> **RECORDS PROVIDED**
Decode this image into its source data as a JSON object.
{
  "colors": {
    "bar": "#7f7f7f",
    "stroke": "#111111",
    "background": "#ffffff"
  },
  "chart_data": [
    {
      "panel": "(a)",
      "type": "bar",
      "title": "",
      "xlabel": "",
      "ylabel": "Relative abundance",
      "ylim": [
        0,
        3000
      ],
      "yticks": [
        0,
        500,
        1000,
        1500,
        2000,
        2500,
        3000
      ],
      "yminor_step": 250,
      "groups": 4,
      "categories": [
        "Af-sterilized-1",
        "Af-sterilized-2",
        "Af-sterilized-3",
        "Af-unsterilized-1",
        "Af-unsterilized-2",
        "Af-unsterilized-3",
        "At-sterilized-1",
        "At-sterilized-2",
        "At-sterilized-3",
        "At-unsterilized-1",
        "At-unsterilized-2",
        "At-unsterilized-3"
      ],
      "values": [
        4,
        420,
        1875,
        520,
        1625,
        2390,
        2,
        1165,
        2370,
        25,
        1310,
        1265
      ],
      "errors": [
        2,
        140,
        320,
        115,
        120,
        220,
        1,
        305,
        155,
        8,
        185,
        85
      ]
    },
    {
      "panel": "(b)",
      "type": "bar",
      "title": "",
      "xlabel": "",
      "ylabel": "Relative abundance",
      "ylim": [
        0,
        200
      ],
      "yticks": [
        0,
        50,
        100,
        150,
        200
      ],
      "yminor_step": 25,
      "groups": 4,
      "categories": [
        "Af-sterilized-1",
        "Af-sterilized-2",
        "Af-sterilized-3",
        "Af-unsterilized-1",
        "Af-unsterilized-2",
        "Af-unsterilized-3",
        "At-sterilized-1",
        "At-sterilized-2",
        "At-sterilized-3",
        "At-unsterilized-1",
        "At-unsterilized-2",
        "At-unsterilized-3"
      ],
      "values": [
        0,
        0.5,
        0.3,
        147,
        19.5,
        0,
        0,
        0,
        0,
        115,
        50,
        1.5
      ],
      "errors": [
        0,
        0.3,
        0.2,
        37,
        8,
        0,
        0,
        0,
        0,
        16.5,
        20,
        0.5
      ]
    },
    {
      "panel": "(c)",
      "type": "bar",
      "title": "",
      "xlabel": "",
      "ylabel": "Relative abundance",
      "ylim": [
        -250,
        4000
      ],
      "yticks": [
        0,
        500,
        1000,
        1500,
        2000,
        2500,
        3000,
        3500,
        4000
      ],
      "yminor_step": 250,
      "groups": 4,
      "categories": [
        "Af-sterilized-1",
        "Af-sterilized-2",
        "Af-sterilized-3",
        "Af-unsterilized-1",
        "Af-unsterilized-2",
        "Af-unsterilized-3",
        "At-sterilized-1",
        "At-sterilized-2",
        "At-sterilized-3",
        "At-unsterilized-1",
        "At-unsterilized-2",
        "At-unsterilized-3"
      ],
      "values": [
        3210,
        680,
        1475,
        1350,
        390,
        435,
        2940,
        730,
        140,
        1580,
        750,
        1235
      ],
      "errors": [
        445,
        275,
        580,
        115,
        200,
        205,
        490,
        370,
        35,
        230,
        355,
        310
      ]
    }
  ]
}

> **SET TASK**
Write out every entry above, word for word.

> **COMPLETED EXERCISE**
Decode this image into its source data as a JSON object.
{
  "colors": {
    "bar": "#7f7f7f",
    "stroke": "#111111",
    "background": "#ffffff"
  },
  "chart_data": [
    {
      "panel": "(a)",
      "type": "bar",
      "title": "",
      "xlabel": "",
      "ylabel": "Relative abundance",
      "ylim": [
        0,
        3000
      ],
      "yticks": [
        0,
        500,
        1000,
        1500,
        2000,
        2500,
        3000
      ],
      "yminor_step": 250,
      "groups": 4,
      "categories": [
        "Af-sterilized-1",
        "Af-sterilized-2",
        "Af-sterilized-3",
        "Af-unsterilized-1",
        "Af-unsterilized-2",
        "Af-unsterilized-3",
        "At-sterilized-1",
        "At-sterilized-2",
        "At-sterilized-3",
        "At-unsterilized-1",
        "At-unsterilized-2",
        "At-unsterilized-3"
      ],
      "values": [
        4,
        420,
        1875,
        520,
        1625,
        2390,
        2,
        1165,
        2370,
        25,
        1310,
        1265
      ],
      "errors": [
        2,
        140,
        320,
        115,
        120,
        220,
        1,
        305,
        155,
        8,
        185,
        85
      ]
    },
    {
      "panel": "(b)",
      "type": "bar",
      "title": "",
      "xlabel": "",
      "ylabel": "Relative abundance",
      "ylim": [
        0,
        200
      ],
      "yticks": [
        0,
        50,
        100,
        150,
        200
      ],
      "yminor_step": 25,
      "groups": 4,
      "categories": [
        "Af-sterilized-1",
        "Af-sterilized-2",
        "Af-sterilized-3",
        "Af-unsterilized-1",
        "Af-unsterilized-2",
        "Af-unsterilized-3",
        "At-sterilized-1",
        "At-sterilized-2",
        "At-sterilized-3",
        "At-unsterilized-1",
        "At-unsterilized-2",
        "At-unsterilized-3"
      ],
      "values": [
        0,
        0.5,
        0.3,
        147,
        19.5,
        0,
        0,
        0,
        0,
        115,
        50,
        1.5
      ],
      "errors": [
        0,
        0.3,
        0.2,
        37,
        8,
        0,
        0,
        0,
        0,
        16.5,
        20,
        0.5
      ]
    },
    {
      "panel": "(c)",
      "type": "bar",
      "title": "",
      "xlabel": "",
      "ylabel": "Relative abundance",
      "ylim": [
        -250,
        4000
      ],
      "yticks": [
        0,
        500,
        1000,
        1500,
        2000,
        2500,
        3000,
        3500,
        4000
      ],
      "yminor_step": 250,
      "groups": 4,
      "categories": [
        "Af-sterilized-1",
        "Af-sterilized-2",
        "Af-sterilized-3",
        "Af-unsterilized-1",
        "Af-unsterilized-2",
        "Af-unsterilized-3",
        "At-sterilized-1",
        "At-sterilized-2",
        "At-sterilized-3",
        "At-unsterilized-1",
        "At-unsterilized-2",
        "At-unsterilized-3"
      ],
      "values": [
        3210,
        680,
        1475,
        1350,
        390,
        435,
        2940,
        730,
        140,
        1580,
        750,
        1235
      ],
      "errors": [
        445,
        275,
        580,
        115,
        200,
        205,
        490,
        370,
        35,
        230,
        355,
        310
      ]
    }
  ]
}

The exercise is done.